Exercise directions
Transcribe the data in full and exactly, omitting any pictures.

Source data start

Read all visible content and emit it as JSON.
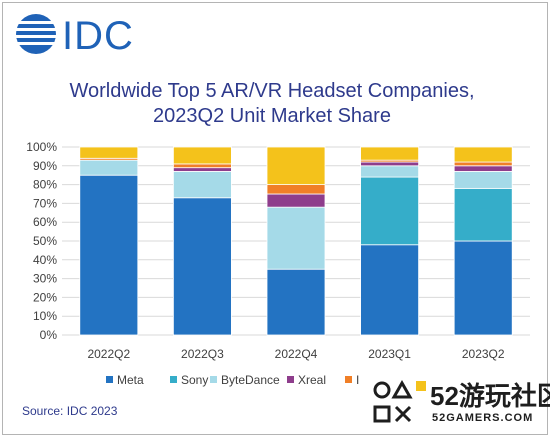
{
  "logo": {
    "text": "IDC"
  },
  "source": "Source: IDC 2023",
  "watermark": {
    "brand": "52游玩社区",
    "site": "52GAMERS.COM"
  },
  "colors": {
    "Meta": "#2373c2",
    "Sony": "#35adc9",
    "ByteDance": "#a5dae8",
    "Xreal": "#8e3d8c",
    "Pico_hidden": "#f07f27",
    "Others": "#f4c21b"
  },
  "chart_data": {
    "type": "bar",
    "stacked": true,
    "title_lines": [
      "Worldwide Top 5 AR/VR Headset Companies,",
      "2023Q2 Unit Market Share"
    ],
    "categories": [
      "2022Q2",
      "2022Q3",
      "2022Q4",
      "2023Q1",
      "2023Q2"
    ],
    "ylim": [
      0,
      100
    ],
    "yticks": [
      "0%",
      "10%",
      "20%",
      "30%",
      "40%",
      "50%",
      "60%",
      "70%",
      "80%",
      "90%",
      "100%"
    ],
    "series": [
      {
        "name": "Meta",
        "values": [
          85,
          73,
          35,
          48,
          50
        ]
      },
      {
        "name": "Sony",
        "values": [
          0,
          0,
          0,
          36,
          28
        ]
      },
      {
        "name": "ByteDance",
        "values": [
          8,
          14,
          33,
          6,
          9
        ]
      },
      {
        "name": "Xreal",
        "values": [
          0,
          2,
          7,
          2,
          3
        ]
      },
      {
        "name": "",
        "values": [
          1,
          2,
          5,
          1,
          2
        ]
      },
      {
        "name": "",
        "values": [
          6,
          9,
          20,
          7,
          8
        ]
      }
    ],
    "legend": [
      "Meta",
      "Sony",
      "ByteDance",
      "Xreal",
      "I"
    ],
    "legend_position": "bottom",
    "grid": true
  }
}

Source data end

Result for this exercise
Read all visible content and emit it as JSON.
{
  "logo": {
    "text": "IDC"
  },
  "source": "Source: IDC 2023",
  "watermark": {
    "brand": "52游玩社区",
    "site": "52GAMERS.COM"
  },
  "colors": {
    "Meta": "#2373c2",
    "Sony": "#35adc9",
    "ByteDance": "#a5dae8",
    "Xreal": "#8e3d8c",
    "Pico_hidden": "#f07f27",
    "Others": "#f4c21b"
  },
  "chart_data": {
    "type": "bar",
    "stacked": true,
    "title_lines": [
      "Worldwide Top 5 AR/VR Headset Companies,",
      "2023Q2 Unit Market Share"
    ],
    "categories": [
      "2022Q2",
      "2022Q3",
      "2022Q4",
      "2023Q1",
      "2023Q2"
    ],
    "ylim": [
      0,
      100
    ],
    "yticks": [
      "0%",
      "10%",
      "20%",
      "30%",
      "40%",
      "50%",
      "60%",
      "70%",
      "80%",
      "90%",
      "100%"
    ],
    "series": [
      {
        "name": "Meta",
        "values": [
          85,
          73,
          35,
          48,
          50
        ]
      },
      {
        "name": "Sony",
        "values": [
          0,
          0,
          0,
          36,
          28
        ]
      },
      {
        "name": "ByteDance",
        "values": [
          8,
          14,
          33,
          6,
          9
        ]
      },
      {
        "name": "Xreal",
        "values": [
          0,
          2,
          7,
          2,
          3
        ]
      },
      {
        "name": "",
        "values": [
          1,
          2,
          5,
          1,
          2
        ]
      },
      {
        "name": "",
        "values": [
          6,
          9,
          20,
          7,
          8
        ]
      }
    ],
    "legend": [
      "Meta",
      "Sony",
      "ByteDance",
      "Xreal",
      "I"
    ],
    "legend_position": "bottom",
    "grid": true
  }
}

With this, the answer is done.